- WRITTEN INSTRUCTION -
Tally the lines holding the string "NOAA" and reply with that number alone.

- AVAILABLE RECORDS -

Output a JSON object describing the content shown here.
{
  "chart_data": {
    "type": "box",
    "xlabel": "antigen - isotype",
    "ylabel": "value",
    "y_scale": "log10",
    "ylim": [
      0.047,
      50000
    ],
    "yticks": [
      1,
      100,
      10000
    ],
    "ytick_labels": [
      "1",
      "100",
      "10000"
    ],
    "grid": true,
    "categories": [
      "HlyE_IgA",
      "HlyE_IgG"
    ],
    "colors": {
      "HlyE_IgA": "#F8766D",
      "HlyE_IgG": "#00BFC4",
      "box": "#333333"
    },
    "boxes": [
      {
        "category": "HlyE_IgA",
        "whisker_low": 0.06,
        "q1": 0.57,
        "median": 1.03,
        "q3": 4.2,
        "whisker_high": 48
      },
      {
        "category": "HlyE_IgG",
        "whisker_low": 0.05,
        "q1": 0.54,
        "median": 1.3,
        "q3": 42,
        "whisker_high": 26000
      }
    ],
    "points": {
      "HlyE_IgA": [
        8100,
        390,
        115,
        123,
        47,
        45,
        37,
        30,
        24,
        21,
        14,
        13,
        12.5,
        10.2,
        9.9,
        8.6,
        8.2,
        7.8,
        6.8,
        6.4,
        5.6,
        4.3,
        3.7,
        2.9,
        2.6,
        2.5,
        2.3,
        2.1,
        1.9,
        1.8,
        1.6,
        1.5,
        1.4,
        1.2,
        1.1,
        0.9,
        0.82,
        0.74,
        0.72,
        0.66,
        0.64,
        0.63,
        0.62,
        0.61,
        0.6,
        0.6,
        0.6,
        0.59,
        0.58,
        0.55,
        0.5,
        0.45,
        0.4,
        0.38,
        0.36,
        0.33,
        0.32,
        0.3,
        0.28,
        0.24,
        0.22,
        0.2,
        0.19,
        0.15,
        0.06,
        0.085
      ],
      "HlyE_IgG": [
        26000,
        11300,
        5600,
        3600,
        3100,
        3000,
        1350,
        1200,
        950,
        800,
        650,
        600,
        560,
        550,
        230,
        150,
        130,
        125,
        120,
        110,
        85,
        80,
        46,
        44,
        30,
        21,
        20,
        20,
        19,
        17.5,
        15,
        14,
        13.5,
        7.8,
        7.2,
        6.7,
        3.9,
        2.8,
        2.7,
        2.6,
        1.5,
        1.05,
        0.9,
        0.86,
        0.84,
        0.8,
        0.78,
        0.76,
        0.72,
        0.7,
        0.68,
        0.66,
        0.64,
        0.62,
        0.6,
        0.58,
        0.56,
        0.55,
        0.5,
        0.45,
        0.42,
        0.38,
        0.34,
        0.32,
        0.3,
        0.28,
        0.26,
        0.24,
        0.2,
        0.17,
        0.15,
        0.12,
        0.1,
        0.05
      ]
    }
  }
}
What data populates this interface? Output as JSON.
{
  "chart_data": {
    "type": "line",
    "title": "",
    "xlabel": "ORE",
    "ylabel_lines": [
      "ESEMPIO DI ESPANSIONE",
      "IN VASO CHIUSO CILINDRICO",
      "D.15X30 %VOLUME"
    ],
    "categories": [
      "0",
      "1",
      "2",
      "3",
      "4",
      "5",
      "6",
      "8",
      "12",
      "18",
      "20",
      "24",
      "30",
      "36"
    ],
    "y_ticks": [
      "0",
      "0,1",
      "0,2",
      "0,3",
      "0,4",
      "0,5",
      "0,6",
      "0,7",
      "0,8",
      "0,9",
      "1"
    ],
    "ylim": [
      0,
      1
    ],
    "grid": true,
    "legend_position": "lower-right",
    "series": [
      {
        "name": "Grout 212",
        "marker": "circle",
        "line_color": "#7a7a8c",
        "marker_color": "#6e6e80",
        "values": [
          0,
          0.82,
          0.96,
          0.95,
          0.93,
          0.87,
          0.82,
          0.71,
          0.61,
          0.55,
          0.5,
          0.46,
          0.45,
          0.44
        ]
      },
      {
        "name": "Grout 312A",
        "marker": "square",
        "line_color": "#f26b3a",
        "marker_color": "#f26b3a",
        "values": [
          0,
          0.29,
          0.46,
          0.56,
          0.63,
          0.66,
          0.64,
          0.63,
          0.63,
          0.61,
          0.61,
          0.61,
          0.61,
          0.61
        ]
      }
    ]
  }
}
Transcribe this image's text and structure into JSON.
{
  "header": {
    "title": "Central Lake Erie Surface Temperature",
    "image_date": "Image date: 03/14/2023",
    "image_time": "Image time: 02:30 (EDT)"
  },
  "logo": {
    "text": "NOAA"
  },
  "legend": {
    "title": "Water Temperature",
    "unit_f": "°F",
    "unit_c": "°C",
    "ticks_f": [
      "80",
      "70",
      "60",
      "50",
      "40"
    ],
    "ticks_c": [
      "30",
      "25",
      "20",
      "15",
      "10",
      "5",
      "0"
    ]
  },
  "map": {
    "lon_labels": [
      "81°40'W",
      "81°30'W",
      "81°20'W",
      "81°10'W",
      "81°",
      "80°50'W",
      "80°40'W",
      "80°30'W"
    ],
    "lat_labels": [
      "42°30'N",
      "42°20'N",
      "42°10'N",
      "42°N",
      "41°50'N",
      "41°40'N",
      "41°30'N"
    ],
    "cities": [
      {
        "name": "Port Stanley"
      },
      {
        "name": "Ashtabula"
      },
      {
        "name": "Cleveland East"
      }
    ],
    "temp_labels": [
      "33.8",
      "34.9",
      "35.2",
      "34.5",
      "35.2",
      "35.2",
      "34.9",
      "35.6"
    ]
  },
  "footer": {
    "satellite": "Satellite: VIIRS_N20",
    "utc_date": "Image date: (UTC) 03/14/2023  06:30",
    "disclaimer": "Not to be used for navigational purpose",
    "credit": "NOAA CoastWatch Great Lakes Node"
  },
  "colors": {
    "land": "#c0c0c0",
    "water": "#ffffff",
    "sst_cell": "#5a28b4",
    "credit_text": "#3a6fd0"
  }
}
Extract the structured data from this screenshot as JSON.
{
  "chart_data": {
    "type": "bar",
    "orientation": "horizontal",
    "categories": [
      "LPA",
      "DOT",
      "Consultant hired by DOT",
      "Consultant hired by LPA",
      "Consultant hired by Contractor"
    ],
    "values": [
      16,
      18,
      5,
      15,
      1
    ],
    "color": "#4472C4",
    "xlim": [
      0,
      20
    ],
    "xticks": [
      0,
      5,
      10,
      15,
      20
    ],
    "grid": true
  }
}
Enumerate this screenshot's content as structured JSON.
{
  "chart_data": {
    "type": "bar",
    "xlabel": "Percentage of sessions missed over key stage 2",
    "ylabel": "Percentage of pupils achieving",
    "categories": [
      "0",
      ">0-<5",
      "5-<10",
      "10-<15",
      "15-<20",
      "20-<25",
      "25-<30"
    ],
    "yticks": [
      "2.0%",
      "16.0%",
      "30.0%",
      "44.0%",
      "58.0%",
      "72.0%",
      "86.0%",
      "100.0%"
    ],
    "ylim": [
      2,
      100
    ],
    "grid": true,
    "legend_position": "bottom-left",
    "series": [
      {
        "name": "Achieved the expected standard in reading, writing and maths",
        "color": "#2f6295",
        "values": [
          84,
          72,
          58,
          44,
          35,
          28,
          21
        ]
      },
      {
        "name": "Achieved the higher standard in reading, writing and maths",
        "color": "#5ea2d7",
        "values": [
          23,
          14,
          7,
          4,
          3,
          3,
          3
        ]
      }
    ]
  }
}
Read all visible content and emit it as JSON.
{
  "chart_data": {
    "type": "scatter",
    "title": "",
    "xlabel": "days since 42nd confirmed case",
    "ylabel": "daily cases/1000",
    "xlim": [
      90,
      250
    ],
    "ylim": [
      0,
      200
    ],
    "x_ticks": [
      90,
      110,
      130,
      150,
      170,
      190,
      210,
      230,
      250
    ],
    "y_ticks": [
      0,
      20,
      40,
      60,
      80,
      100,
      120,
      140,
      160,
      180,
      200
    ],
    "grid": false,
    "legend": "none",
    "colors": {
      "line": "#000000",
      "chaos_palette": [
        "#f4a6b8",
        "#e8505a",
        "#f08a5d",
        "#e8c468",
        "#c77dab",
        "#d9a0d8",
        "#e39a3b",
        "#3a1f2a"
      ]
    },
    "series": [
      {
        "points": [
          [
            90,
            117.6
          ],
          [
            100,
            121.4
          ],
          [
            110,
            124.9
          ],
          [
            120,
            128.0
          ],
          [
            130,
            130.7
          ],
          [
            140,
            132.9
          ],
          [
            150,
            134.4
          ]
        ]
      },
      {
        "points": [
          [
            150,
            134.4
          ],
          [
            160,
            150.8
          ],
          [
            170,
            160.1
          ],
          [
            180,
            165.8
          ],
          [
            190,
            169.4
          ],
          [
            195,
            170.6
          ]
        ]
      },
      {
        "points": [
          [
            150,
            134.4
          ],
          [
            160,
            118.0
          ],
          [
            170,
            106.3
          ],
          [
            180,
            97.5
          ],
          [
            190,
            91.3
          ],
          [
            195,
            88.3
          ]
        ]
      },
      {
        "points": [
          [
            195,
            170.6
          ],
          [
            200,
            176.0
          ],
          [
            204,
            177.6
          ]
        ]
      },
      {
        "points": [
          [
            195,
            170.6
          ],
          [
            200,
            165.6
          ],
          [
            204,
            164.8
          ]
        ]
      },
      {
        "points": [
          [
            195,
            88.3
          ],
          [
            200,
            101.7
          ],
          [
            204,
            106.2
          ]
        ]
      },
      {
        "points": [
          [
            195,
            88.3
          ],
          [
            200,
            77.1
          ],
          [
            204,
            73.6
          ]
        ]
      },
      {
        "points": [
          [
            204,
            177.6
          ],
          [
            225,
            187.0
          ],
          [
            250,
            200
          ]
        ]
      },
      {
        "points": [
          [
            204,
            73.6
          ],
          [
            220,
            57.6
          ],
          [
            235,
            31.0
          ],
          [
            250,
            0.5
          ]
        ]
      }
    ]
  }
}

- EXERCISE RESPONSE -
2